— start of RECORD EXTRACTS —

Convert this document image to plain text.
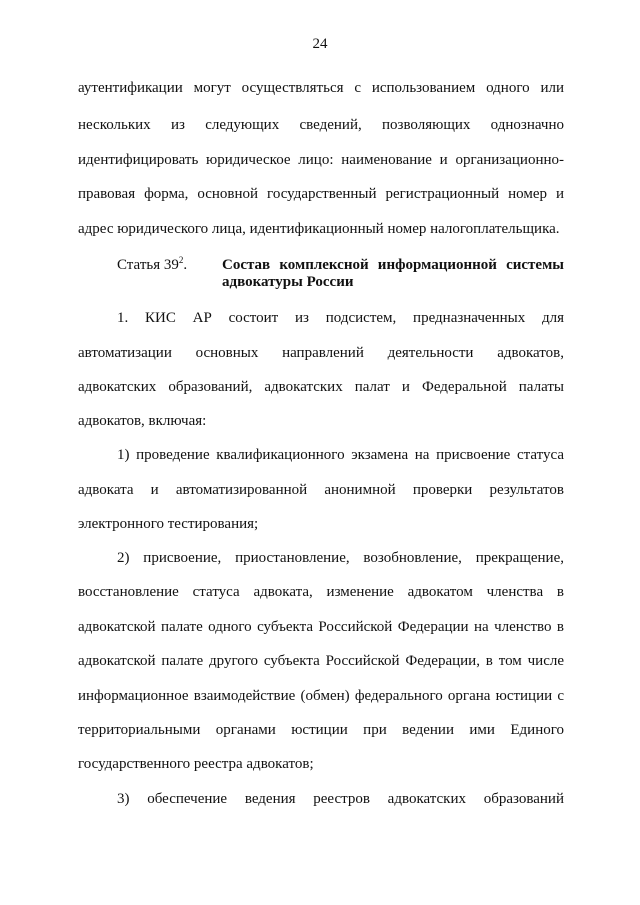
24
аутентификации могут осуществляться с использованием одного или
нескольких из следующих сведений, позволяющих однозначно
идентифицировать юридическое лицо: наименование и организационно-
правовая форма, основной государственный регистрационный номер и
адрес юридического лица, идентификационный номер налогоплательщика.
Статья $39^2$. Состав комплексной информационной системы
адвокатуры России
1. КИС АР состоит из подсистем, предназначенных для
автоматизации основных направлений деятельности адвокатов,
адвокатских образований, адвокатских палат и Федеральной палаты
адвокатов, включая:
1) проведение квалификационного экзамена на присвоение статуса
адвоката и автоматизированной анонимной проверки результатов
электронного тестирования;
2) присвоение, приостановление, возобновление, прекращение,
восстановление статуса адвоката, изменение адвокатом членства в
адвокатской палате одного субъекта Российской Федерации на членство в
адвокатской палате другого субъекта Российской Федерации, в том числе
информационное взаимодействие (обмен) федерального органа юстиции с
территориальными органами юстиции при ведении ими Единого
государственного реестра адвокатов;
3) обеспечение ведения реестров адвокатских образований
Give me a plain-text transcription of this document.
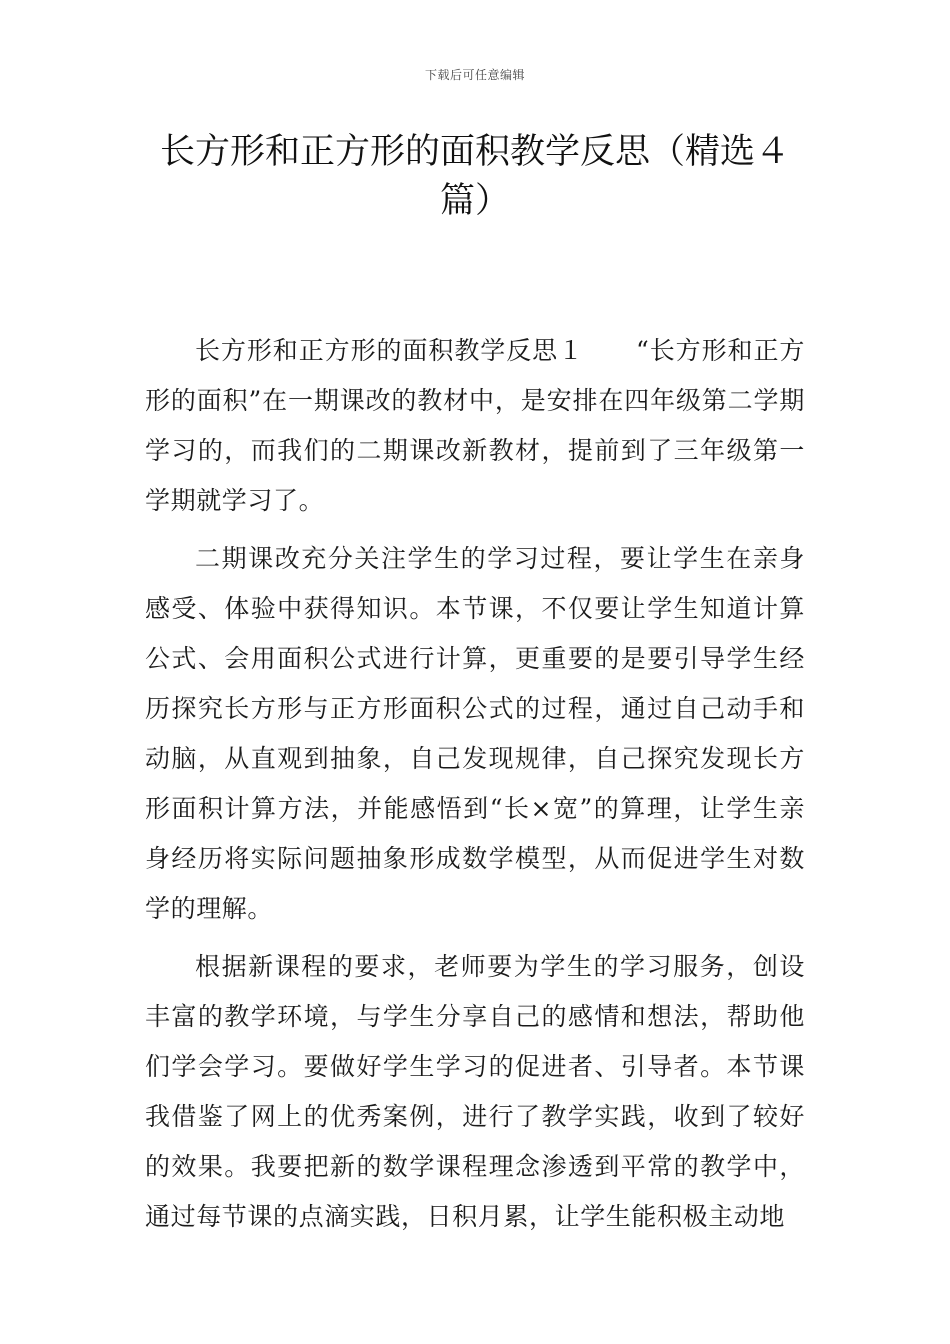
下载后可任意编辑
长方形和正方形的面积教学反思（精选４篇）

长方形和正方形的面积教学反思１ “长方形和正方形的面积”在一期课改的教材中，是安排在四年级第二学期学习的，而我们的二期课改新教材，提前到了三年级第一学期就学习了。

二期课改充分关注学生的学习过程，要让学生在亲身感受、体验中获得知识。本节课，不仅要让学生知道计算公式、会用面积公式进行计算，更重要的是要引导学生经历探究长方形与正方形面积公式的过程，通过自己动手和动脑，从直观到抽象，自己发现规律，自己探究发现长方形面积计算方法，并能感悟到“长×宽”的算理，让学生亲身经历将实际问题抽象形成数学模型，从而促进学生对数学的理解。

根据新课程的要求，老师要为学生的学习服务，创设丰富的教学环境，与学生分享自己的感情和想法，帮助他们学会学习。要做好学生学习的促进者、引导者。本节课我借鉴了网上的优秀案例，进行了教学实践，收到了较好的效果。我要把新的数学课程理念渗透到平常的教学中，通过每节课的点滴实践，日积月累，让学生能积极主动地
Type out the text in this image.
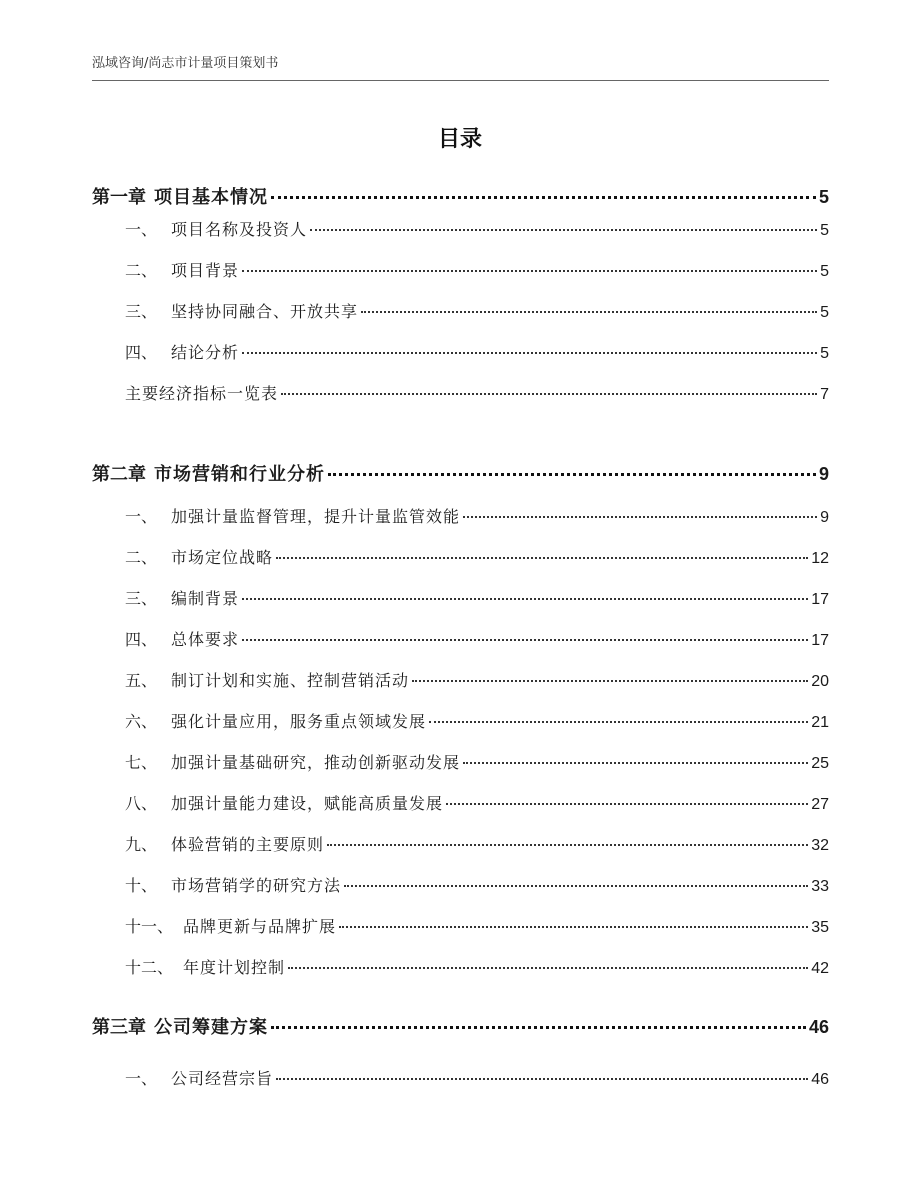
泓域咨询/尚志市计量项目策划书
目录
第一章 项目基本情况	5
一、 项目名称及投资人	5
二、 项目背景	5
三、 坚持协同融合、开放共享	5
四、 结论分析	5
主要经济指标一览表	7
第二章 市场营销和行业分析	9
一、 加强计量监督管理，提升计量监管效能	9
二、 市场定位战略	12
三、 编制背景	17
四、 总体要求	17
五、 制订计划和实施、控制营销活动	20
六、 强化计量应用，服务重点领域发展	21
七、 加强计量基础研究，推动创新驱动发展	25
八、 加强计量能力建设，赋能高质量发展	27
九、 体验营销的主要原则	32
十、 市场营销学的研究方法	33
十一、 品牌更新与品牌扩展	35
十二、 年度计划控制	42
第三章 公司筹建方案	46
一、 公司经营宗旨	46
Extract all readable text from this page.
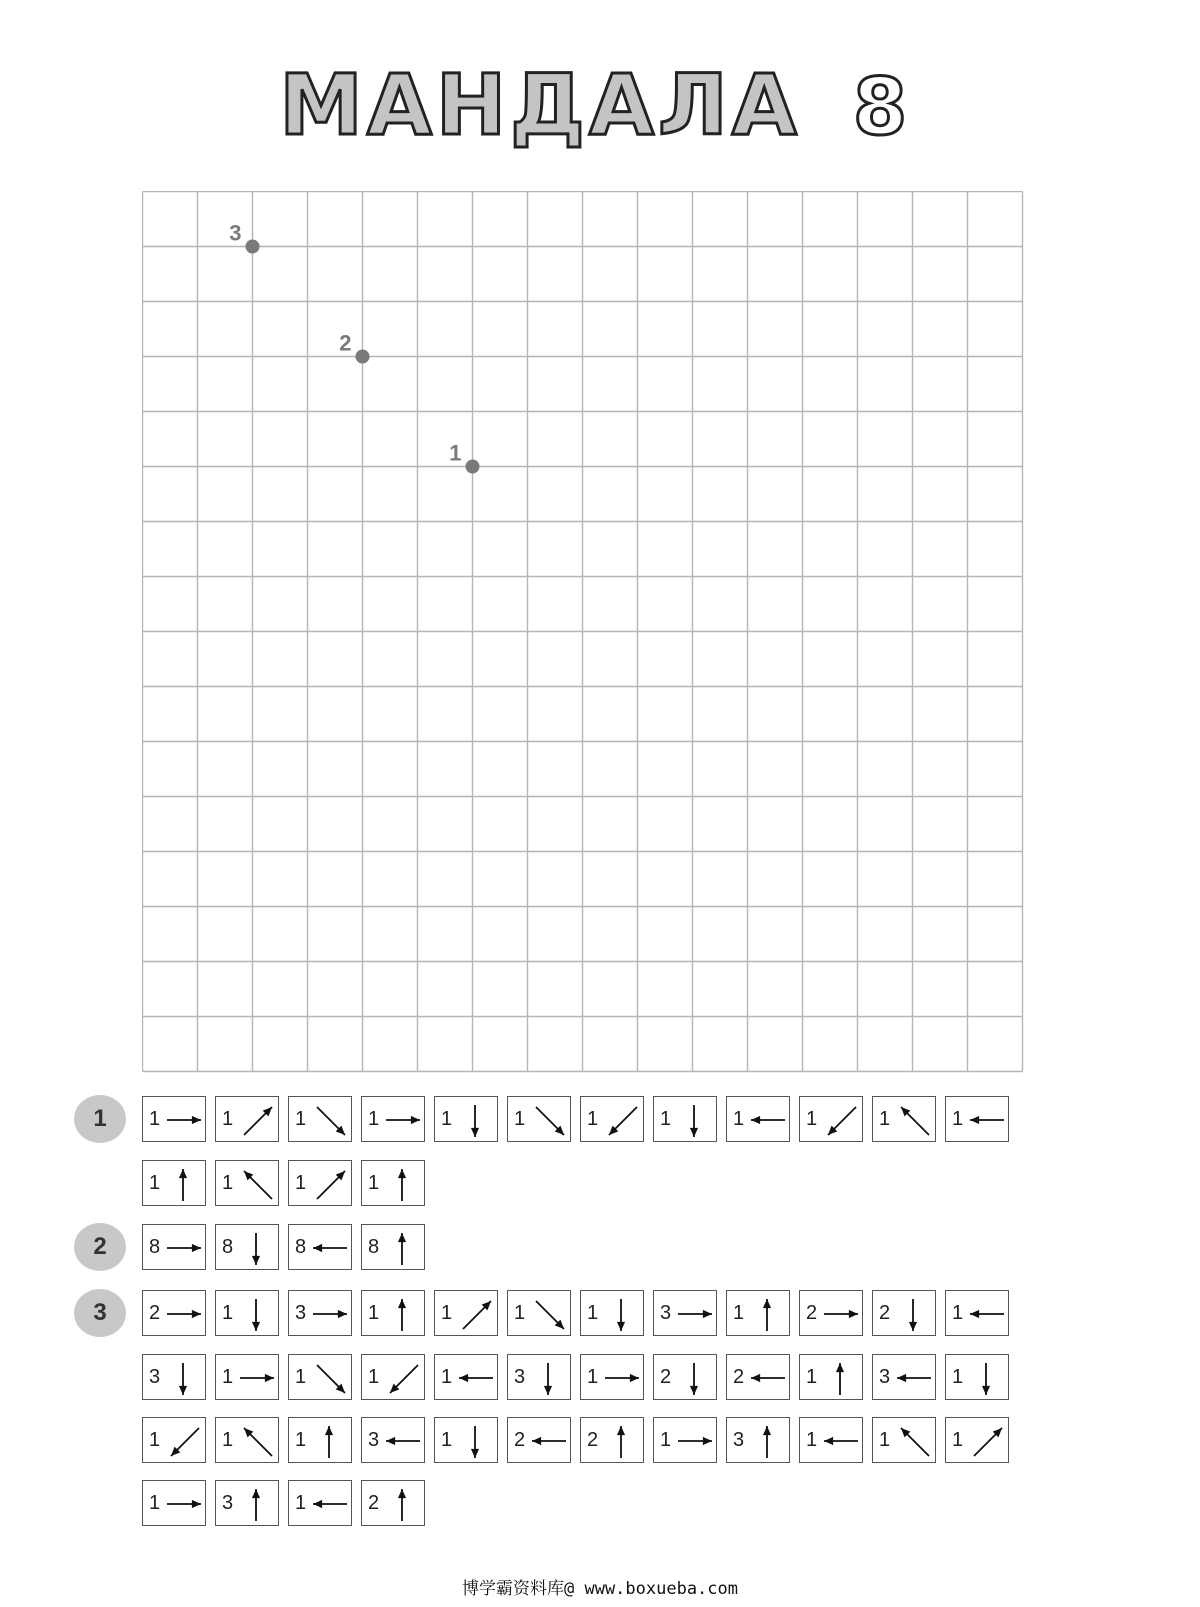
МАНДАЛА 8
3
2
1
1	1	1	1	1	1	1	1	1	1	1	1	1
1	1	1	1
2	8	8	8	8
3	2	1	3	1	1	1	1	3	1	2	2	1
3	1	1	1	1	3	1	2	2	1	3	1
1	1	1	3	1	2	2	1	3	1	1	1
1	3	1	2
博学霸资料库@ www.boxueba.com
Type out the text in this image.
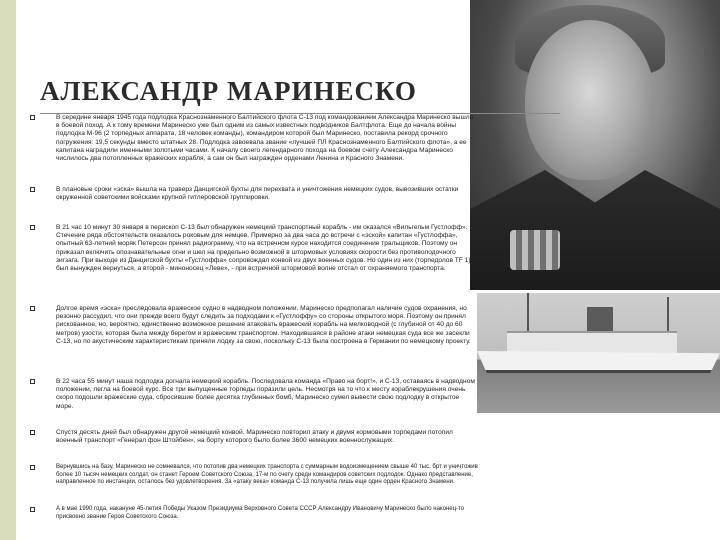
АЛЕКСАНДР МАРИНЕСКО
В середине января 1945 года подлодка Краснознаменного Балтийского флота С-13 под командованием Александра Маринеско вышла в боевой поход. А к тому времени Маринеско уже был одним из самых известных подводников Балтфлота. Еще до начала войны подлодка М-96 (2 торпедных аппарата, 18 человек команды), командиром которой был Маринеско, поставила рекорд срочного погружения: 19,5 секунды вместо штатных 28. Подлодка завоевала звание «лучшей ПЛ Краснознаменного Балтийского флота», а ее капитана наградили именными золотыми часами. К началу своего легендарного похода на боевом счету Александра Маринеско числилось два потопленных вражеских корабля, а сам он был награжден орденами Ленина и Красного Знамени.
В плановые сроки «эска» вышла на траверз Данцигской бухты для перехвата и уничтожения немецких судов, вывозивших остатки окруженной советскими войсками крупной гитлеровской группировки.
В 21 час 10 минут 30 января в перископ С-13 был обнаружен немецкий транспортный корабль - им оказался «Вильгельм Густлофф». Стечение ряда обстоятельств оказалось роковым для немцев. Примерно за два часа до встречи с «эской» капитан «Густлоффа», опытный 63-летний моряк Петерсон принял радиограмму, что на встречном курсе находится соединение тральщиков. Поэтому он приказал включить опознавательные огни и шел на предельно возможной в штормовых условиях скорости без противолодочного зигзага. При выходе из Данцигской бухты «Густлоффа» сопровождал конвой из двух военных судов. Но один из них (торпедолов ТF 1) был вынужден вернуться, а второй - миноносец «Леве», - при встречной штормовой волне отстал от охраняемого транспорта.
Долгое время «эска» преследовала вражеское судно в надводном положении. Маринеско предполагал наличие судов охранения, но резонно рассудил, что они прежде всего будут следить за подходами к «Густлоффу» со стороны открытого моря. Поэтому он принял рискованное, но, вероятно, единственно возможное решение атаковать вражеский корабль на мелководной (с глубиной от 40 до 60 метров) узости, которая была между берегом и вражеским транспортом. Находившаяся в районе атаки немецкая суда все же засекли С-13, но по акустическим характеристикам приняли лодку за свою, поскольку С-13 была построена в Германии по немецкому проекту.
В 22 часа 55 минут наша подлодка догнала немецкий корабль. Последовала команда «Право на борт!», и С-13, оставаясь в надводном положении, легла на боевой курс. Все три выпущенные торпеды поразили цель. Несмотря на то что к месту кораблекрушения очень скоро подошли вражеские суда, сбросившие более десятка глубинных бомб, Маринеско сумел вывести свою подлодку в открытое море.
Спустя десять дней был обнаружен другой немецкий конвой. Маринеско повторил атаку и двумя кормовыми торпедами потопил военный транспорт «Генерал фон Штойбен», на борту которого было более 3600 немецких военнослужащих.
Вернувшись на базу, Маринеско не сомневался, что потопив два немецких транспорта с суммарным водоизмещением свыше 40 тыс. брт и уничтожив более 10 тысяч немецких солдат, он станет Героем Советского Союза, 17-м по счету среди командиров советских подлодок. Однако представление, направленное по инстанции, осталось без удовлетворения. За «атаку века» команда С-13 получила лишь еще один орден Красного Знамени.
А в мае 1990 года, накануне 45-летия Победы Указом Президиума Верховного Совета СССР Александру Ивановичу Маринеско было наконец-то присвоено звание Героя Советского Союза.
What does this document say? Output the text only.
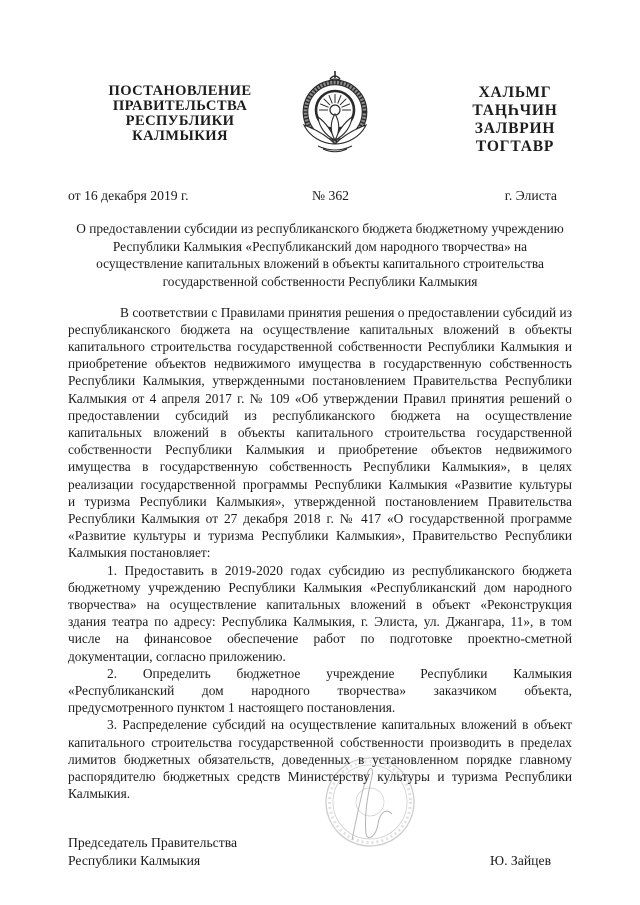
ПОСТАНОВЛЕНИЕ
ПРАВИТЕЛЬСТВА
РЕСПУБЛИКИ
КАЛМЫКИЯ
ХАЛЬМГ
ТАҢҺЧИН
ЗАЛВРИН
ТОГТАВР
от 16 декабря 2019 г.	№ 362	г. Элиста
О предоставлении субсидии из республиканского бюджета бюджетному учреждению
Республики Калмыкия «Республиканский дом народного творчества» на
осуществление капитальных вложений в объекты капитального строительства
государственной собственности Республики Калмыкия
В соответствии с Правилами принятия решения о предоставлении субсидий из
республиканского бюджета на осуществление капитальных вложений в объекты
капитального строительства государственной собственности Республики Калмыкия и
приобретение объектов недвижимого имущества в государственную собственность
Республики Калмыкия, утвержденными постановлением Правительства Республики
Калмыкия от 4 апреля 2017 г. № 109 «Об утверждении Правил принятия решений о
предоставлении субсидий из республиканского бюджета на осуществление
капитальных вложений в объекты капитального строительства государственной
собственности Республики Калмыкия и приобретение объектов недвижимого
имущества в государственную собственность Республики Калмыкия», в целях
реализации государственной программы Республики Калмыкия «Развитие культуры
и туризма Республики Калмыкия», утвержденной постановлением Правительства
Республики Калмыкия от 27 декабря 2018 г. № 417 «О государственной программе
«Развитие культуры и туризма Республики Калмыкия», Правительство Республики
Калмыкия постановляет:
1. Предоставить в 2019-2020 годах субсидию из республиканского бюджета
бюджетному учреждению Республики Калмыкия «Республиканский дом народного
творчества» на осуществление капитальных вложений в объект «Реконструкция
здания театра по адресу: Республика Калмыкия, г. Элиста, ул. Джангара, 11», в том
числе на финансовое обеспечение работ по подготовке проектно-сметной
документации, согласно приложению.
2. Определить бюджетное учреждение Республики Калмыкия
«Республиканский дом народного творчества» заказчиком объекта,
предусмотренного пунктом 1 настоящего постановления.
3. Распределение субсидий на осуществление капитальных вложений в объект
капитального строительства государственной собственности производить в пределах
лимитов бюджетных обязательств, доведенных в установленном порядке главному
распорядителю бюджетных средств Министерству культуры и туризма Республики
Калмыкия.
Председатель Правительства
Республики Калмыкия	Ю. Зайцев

— end of RECORD EXTRACTS —

» WHAT THIS TASK INVOLVES
Search the data above for the string "Развитие" and copy each line that has it.

» REPLY TO THE EXERCISE
реализации государственной программы Республики Калмыкия «Развитие культуры
«Развитие культуры и туризма Республики Калмыкия», Правительство Республики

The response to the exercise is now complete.